Task requirements
Copy nothing but the text: reproduce each line of the listing exactly and leave the pictures out.

Records provided
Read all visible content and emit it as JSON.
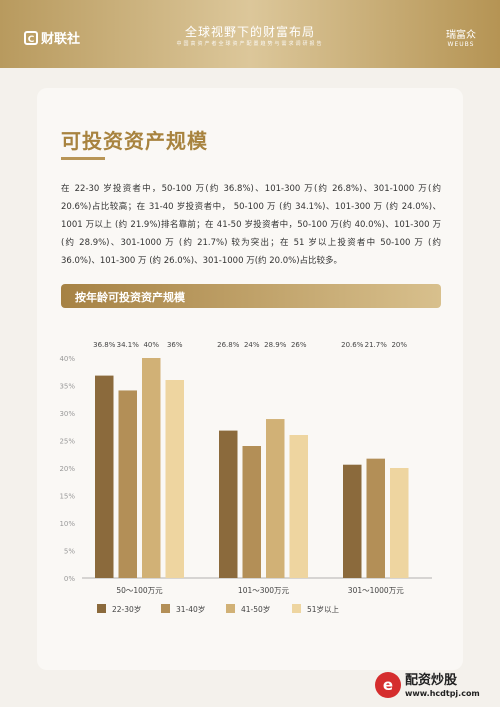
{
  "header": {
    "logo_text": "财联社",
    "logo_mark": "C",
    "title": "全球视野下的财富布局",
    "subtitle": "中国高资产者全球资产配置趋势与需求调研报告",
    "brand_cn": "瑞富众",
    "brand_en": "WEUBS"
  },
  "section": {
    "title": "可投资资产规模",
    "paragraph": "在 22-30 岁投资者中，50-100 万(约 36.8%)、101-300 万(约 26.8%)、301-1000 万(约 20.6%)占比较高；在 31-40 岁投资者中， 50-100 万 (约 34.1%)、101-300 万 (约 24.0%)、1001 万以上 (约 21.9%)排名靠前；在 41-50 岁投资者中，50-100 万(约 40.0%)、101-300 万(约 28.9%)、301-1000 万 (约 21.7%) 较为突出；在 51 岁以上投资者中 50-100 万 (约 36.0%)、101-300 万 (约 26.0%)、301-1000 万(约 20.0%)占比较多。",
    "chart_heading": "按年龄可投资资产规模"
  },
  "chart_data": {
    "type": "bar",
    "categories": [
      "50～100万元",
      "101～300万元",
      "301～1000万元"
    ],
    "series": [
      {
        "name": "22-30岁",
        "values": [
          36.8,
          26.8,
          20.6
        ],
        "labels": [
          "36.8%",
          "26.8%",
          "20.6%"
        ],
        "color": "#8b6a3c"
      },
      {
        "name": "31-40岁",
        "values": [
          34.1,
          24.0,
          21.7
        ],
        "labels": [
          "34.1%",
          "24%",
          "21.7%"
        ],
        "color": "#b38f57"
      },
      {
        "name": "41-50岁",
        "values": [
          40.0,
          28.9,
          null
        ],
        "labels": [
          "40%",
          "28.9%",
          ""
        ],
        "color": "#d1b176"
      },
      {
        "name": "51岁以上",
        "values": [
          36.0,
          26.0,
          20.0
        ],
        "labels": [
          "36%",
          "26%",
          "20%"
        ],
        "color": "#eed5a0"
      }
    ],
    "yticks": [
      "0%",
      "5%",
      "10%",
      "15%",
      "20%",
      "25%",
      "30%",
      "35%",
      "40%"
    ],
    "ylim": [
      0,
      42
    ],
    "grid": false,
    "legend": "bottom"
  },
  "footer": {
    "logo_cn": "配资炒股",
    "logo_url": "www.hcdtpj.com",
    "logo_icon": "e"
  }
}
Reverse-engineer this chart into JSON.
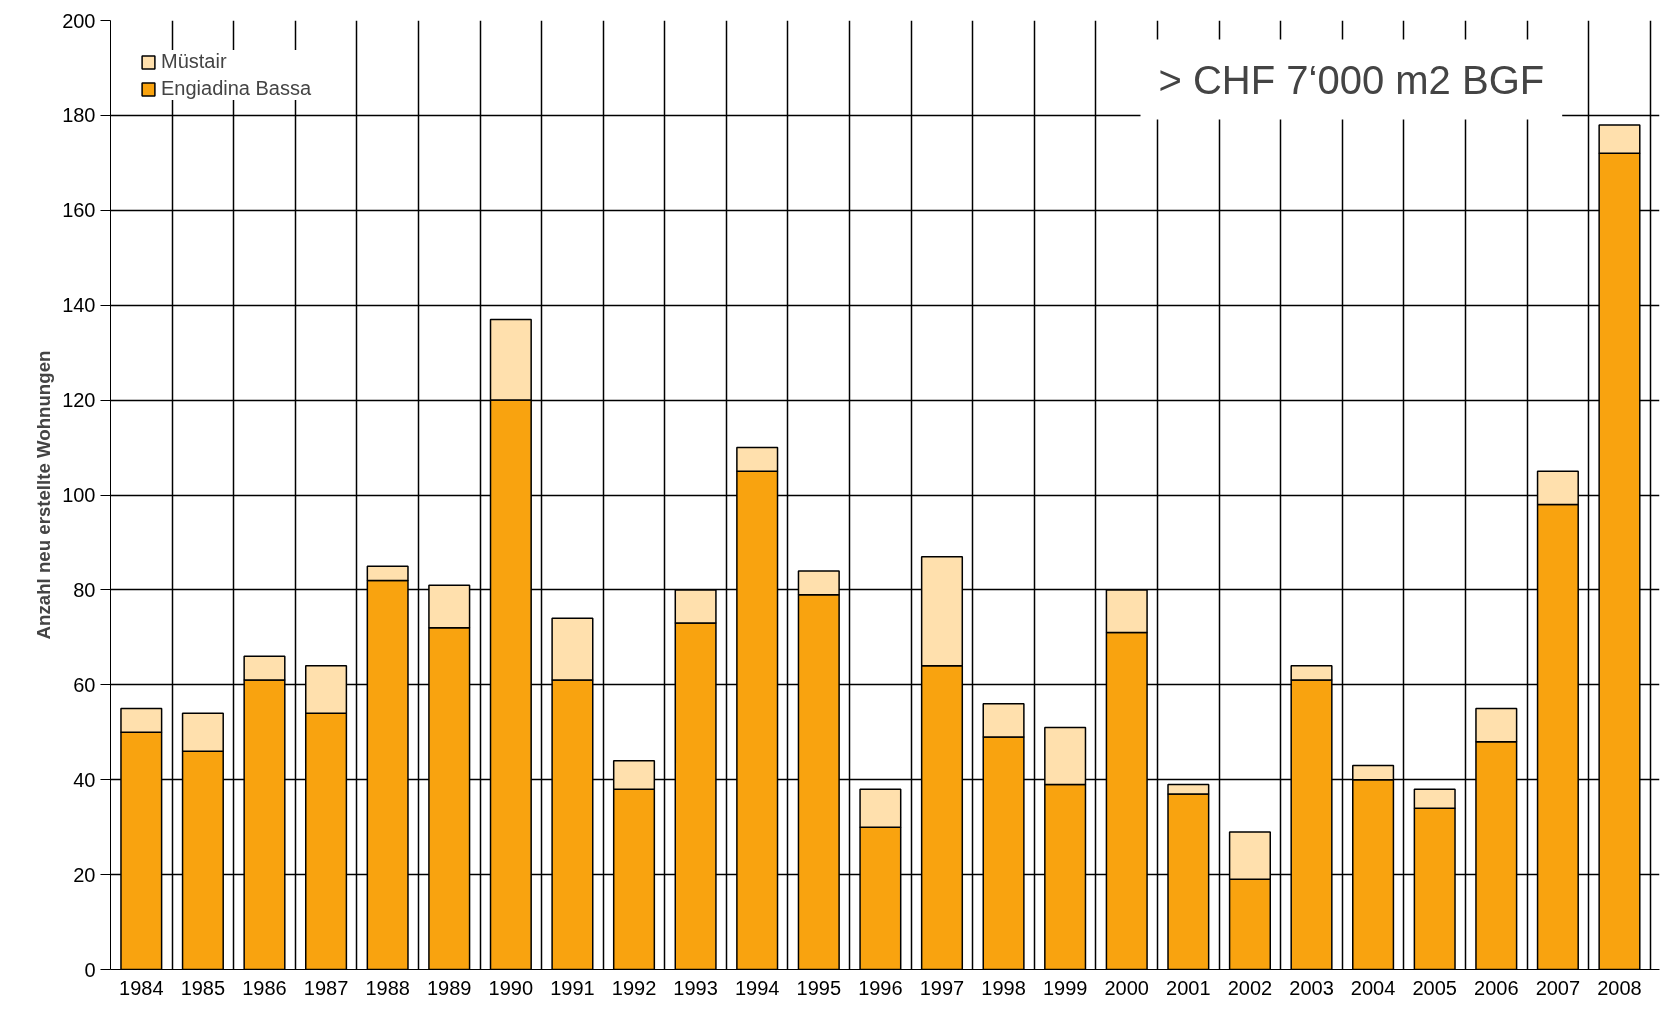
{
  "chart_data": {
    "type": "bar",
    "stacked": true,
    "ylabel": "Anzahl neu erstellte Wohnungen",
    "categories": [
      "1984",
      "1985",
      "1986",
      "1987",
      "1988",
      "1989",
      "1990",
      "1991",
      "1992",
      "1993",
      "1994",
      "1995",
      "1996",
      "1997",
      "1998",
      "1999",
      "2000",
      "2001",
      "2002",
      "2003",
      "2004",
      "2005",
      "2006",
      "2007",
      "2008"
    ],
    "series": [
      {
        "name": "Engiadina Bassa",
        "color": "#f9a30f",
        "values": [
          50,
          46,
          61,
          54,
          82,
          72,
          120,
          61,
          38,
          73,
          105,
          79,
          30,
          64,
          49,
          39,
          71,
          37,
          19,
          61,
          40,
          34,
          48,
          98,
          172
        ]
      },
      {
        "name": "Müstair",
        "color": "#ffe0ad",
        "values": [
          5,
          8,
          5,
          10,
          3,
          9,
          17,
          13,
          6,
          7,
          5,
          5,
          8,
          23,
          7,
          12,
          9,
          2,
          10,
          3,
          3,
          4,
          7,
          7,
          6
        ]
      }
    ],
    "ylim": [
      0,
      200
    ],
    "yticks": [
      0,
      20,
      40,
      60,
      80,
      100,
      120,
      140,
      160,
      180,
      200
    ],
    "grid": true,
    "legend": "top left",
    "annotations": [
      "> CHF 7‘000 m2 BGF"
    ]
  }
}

Result of this exercise
Read all visible content and emit it as JSON.
{
  "header": {
    "logo_text": "财联社",
    "logo_mark": "C",
    "title": "全球视野下的财富布局",
    "subtitle": "中国高资产者全球资产配置趋势与需求调研报告",
    "brand_cn": "瑞富众",
    "brand_en": "WEUBS"
  },
  "section": {
    "title": "可投资资产规模",
    "paragraph": "在 22-30 岁投资者中，50-100 万(约 36.8%)、101-300 万(约 26.8%)、301-1000 万(约 20.6%)占比较高；在 31-40 岁投资者中， 50-100 万 (约 34.1%)、101-300 万 (约 24.0%)、1001 万以上 (约 21.9%)排名靠前；在 41-50 岁投资者中，50-100 万(约 40.0%)、101-300 万(约 28.9%)、301-1000 万 (约 21.7%) 较为突出；在 51 岁以上投资者中 50-100 万 (约 36.0%)、101-300 万 (约 26.0%)、301-1000 万(约 20.0%)占比较多。",
    "chart_heading": "按年龄可投资资产规模"
  },
  "chart_data": {
    "type": "bar",
    "categories": [
      "50～100万元",
      "101～300万元",
      "301～1000万元"
    ],
    "series": [
      {
        "name": "22-30岁",
        "values": [
          36.8,
          26.8,
          20.6
        ],
        "labels": [
          "36.8%",
          "26.8%",
          "20.6%"
        ],
        "color": "#8b6a3c"
      },
      {
        "name": "31-40岁",
        "values": [
          34.1,
          24.0,
          21.7
        ],
        "labels": [
          "34.1%",
          "24%",
          "21.7%"
        ],
        "color": "#b38f57"
      },
      {
        "name": "41-50岁",
        "values": [
          40.0,
          28.9,
          null
        ],
        "labels": [
          "40%",
          "28.9%",
          ""
        ],
        "color": "#d1b176"
      },
      {
        "name": "51岁以上",
        "values": [
          36.0,
          26.0,
          20.0
        ],
        "labels": [
          "36%",
          "26%",
          "20%"
        ],
        "color": "#eed5a0"
      }
    ],
    "yticks": [
      "0%",
      "5%",
      "10%",
      "15%",
      "20%",
      "25%",
      "30%",
      "35%",
      "40%"
    ],
    "ylim": [
      0,
      42
    ],
    "grid": false,
    "legend": "bottom"
  },
  "footer": {
    "logo_cn": "配资炒股",
    "logo_url": "www.hcdtpj.com",
    "logo_icon": "e"
  }
}
Reverse-engineer this chart into JSON.
{
  "chart_data": {
    "type": "bar",
    "stacked": true,
    "ylabel": "Anzahl neu erstellte Wohnungen",
    "categories": [
      "1984",
      "1985",
      "1986",
      "1987",
      "1988",
      "1989",
      "1990",
      "1991",
      "1992",
      "1993",
      "1994",
      "1995",
      "1996",
      "1997",
      "1998",
      "1999",
      "2000",
      "2001",
      "2002",
      "2003",
      "2004",
      "2005",
      "2006",
      "2007",
      "2008"
    ],
    "series": [
      {
        "name": "Engiadina Bassa",
        "color": "#f9a30f",
        "values": [
          50,
          46,
          61,
          54,
          82,
          72,
          120,
          61,
          38,
          73,
          105,
          79,
          30,
          64,
          49,
          39,
          71,
          37,
          19,
          61,
          40,
          34,
          48,
          98,
          172
        ]
      },
      {
        "name": "Müstair",
        "color": "#ffe0ad",
        "values": [
          5,
          8,
          5,
          10,
          3,
          9,
          17,
          13,
          6,
          7,
          5,
          5,
          8,
          23,
          7,
          12,
          9,
          2,
          10,
          3,
          3,
          4,
          7,
          7,
          6
        ]
      }
    ],
    "ylim": [
      0,
      200
    ],
    "yticks": [
      0,
      20,
      40,
      60,
      80,
      100,
      120,
      140,
      160,
      180,
      200
    ],
    "grid": true,
    "legend": "top left",
    "annotations": [
      "> CHF 7‘000 m2 BGF"
    ]
  }
}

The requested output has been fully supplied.